TASK INSTRUCTIONS: Sort through the entries below and pull out lines containing the word "公共管理学".

GIVEN INFORMATION:
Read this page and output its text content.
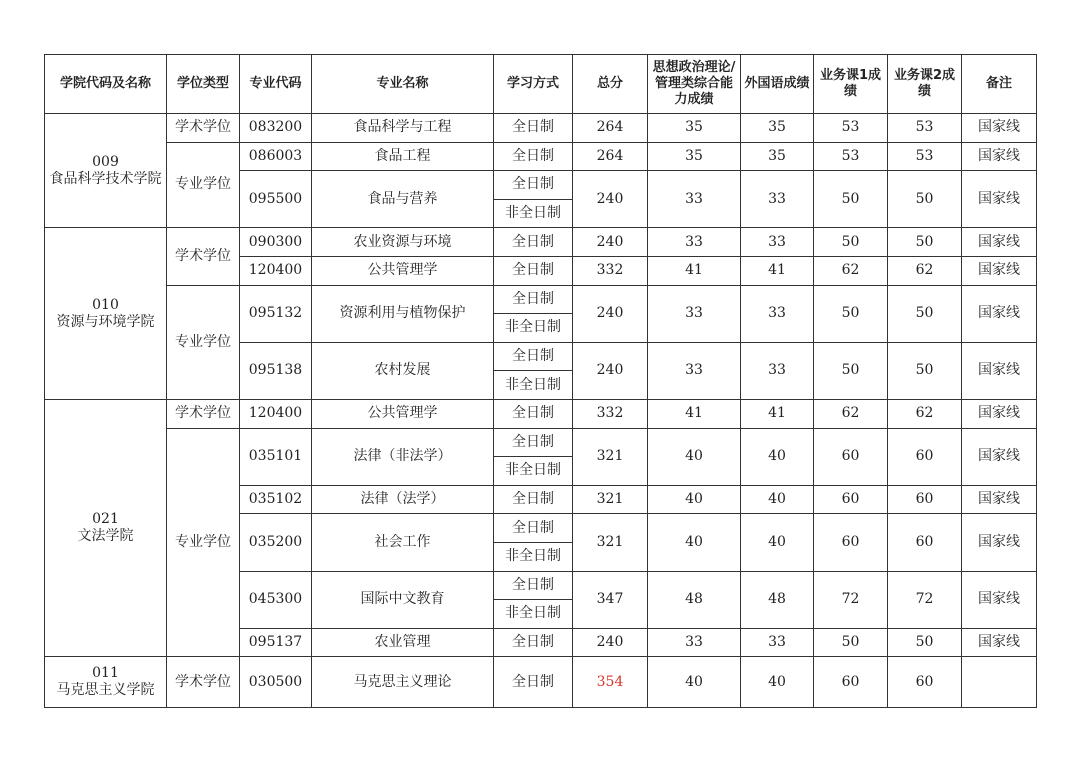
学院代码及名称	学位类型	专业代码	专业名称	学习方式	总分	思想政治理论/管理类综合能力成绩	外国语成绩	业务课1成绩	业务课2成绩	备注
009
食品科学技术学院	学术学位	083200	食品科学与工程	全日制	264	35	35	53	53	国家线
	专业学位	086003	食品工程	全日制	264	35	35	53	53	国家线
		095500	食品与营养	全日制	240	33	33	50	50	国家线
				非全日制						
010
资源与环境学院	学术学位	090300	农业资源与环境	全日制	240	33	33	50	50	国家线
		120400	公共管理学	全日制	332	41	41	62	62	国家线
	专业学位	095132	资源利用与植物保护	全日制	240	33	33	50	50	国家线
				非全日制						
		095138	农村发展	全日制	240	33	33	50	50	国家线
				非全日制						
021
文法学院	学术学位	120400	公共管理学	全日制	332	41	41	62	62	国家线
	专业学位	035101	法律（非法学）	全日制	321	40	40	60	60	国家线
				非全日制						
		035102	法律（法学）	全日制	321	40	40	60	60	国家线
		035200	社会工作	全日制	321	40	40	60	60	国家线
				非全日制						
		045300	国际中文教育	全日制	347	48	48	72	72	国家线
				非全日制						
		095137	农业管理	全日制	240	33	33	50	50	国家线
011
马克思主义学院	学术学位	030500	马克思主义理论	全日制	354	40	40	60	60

==

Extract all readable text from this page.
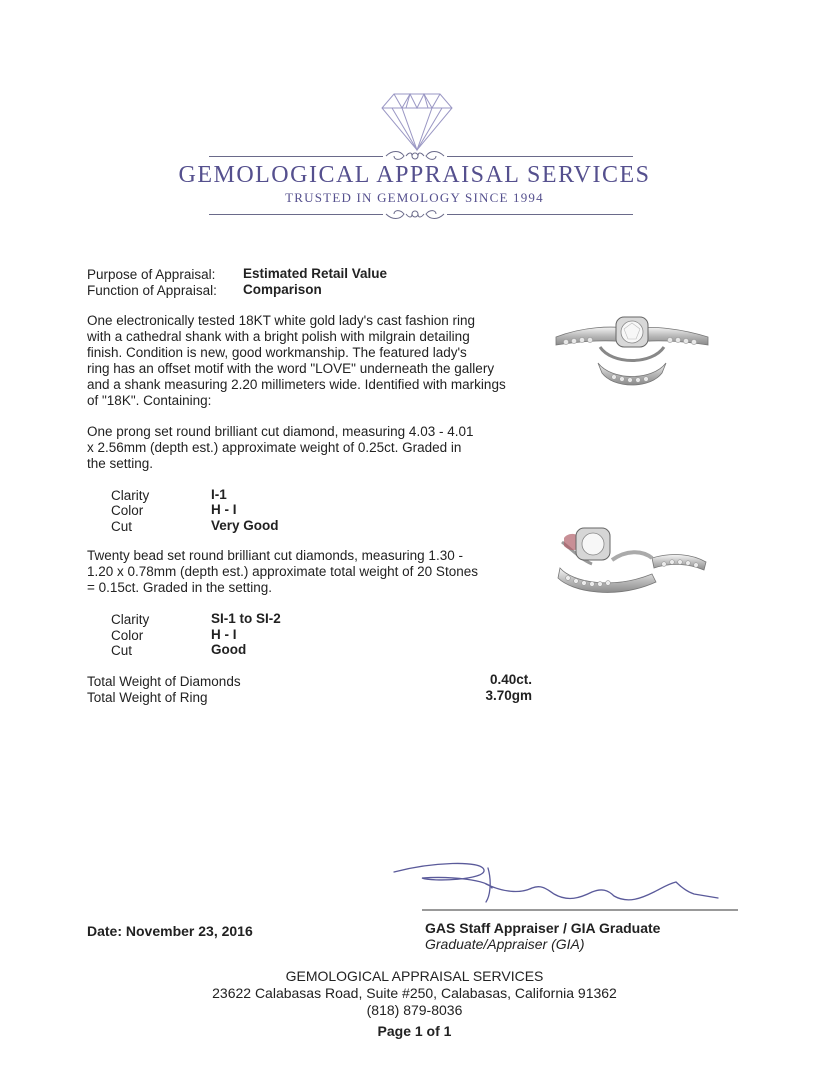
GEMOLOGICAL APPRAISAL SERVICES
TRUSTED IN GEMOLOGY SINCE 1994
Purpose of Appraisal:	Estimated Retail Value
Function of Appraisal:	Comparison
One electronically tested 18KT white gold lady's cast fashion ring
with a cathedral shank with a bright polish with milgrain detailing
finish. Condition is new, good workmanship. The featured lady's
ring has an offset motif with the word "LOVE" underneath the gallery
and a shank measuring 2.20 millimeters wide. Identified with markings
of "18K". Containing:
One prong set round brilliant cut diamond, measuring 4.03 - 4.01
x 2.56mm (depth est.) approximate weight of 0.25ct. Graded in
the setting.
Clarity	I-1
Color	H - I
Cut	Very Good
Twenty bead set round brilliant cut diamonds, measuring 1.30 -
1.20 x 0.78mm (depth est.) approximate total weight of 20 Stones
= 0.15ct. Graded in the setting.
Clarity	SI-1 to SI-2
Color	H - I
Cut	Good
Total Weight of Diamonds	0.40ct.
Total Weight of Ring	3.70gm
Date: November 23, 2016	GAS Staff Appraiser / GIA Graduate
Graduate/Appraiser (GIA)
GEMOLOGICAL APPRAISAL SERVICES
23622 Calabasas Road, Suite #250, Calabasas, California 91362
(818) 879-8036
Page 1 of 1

* * *

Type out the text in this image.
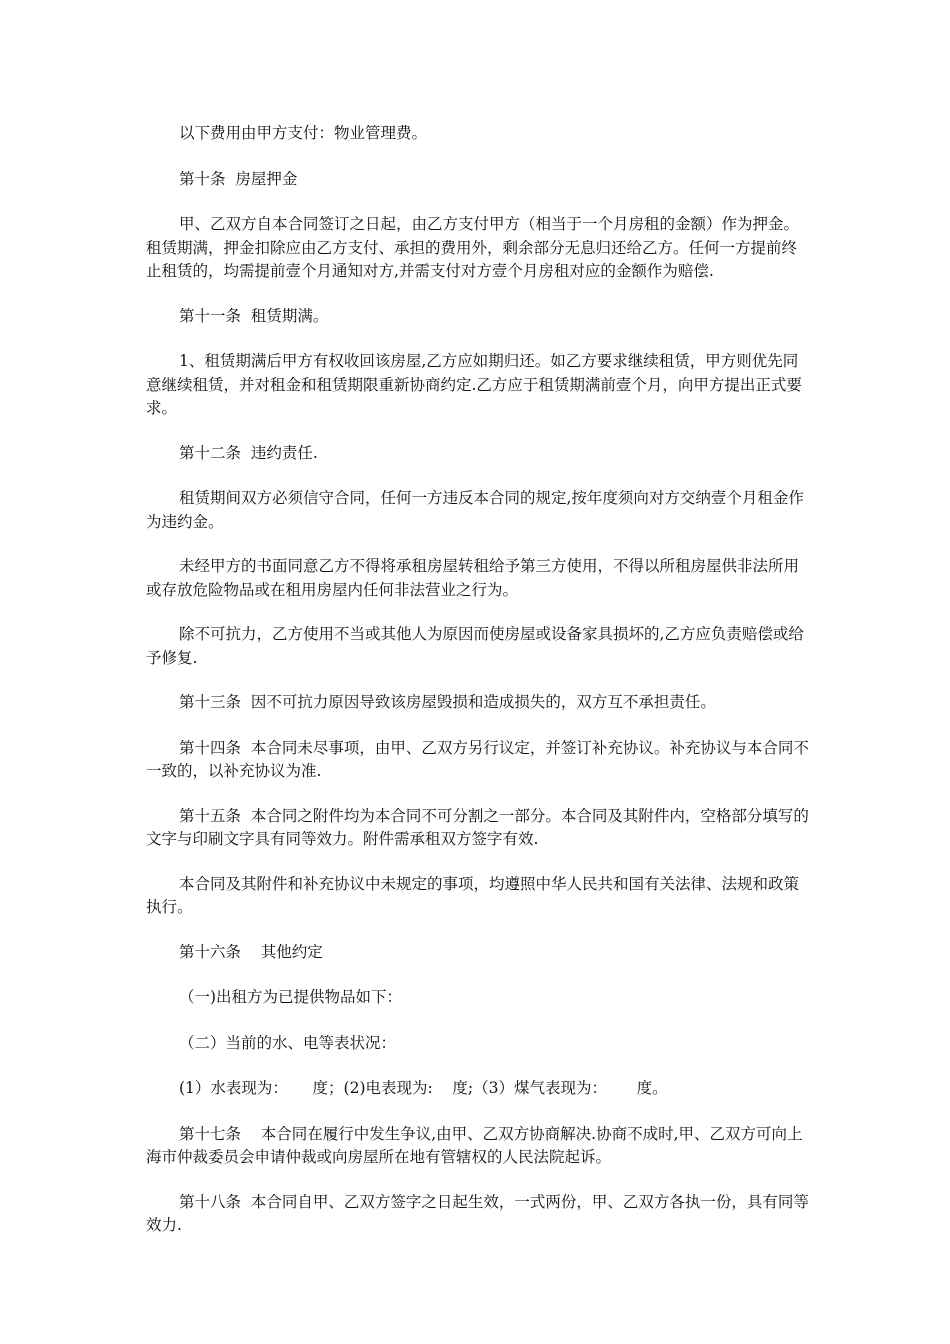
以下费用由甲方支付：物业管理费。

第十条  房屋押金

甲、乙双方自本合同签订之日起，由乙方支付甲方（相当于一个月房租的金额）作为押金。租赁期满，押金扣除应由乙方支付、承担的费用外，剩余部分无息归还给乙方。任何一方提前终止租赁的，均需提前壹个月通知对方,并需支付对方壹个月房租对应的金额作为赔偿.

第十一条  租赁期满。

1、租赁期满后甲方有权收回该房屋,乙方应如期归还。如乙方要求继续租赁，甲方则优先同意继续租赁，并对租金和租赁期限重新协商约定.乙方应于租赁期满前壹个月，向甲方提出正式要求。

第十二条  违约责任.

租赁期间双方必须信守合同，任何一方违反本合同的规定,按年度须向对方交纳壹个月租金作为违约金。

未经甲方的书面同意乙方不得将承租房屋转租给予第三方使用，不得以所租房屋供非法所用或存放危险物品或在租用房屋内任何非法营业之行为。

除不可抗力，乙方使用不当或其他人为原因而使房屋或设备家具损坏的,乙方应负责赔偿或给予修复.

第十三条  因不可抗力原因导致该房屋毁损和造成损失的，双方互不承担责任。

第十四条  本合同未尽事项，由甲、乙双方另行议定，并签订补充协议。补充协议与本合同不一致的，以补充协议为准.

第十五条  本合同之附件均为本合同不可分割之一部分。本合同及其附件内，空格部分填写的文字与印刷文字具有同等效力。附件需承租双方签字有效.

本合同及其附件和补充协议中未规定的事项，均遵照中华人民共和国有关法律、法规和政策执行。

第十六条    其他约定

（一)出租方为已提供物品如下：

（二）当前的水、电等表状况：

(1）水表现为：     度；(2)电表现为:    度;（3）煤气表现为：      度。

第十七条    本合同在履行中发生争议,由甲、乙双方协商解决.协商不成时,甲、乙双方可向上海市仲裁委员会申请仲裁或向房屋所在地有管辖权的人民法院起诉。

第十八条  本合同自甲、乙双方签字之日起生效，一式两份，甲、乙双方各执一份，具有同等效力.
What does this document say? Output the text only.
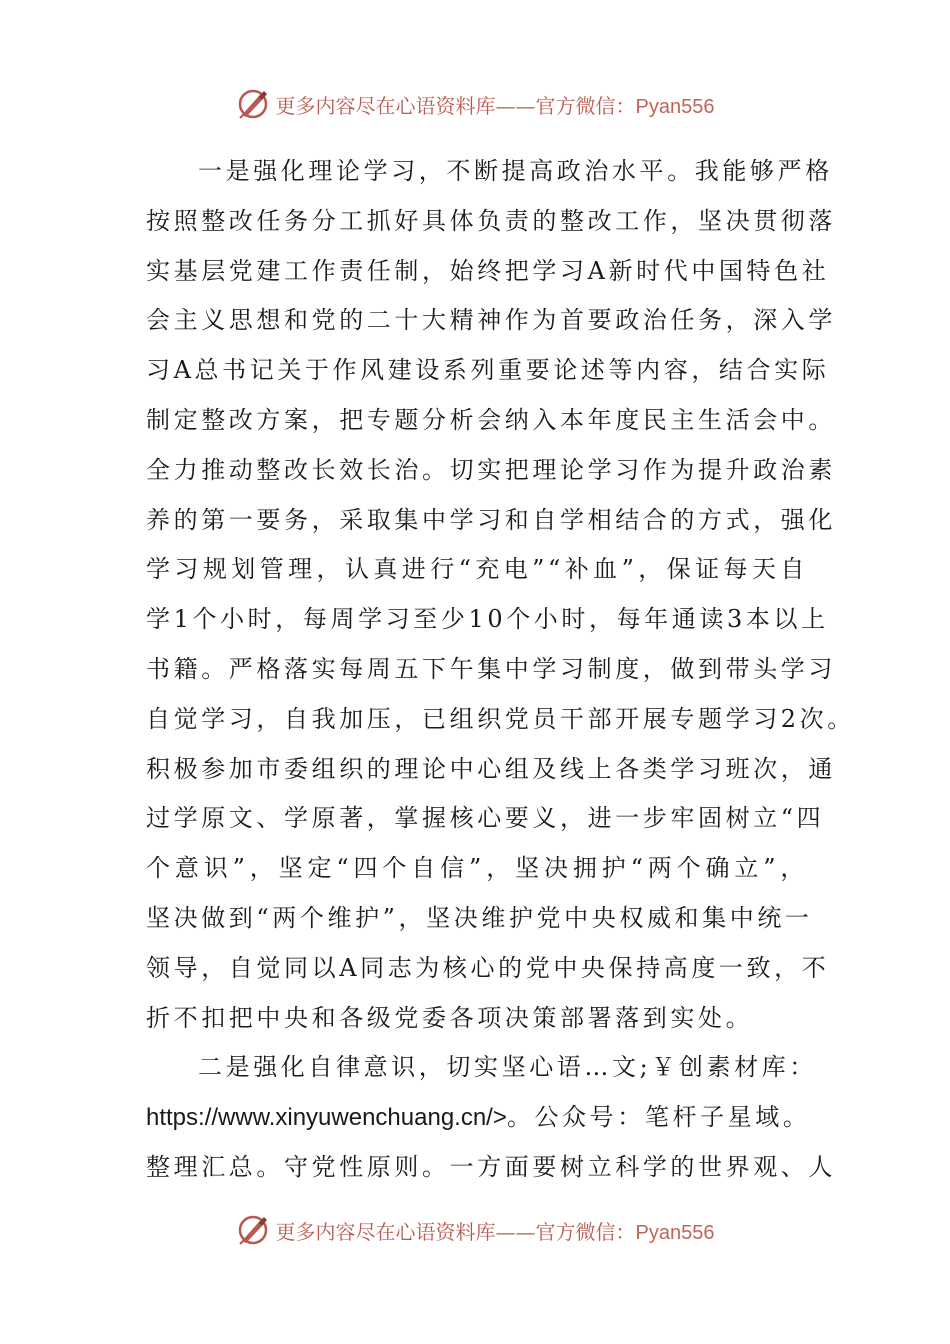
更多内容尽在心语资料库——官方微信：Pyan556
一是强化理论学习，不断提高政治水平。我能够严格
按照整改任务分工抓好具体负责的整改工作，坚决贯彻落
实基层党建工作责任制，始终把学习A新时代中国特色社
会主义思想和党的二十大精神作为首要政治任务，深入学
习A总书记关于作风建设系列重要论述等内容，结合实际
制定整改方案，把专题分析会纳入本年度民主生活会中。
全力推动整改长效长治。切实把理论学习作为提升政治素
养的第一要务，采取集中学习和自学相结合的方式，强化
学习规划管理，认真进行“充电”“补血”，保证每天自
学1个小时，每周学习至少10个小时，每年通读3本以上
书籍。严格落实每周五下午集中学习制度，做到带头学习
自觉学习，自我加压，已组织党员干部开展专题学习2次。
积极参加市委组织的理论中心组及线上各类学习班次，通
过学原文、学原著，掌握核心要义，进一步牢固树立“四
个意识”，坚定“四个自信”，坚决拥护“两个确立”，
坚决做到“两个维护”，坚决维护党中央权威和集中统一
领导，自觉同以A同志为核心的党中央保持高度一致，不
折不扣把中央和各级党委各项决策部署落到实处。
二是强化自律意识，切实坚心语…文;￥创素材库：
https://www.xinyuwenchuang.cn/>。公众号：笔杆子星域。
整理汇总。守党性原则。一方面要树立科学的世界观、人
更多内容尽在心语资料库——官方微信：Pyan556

OUTPUT FOR THIS TASK:
		120400	公共管理学	全日制	332	41	41	62	62	国家线
文法学院	学术学位	120400	公共管理学	全日制	332	41	41	62	62	国家线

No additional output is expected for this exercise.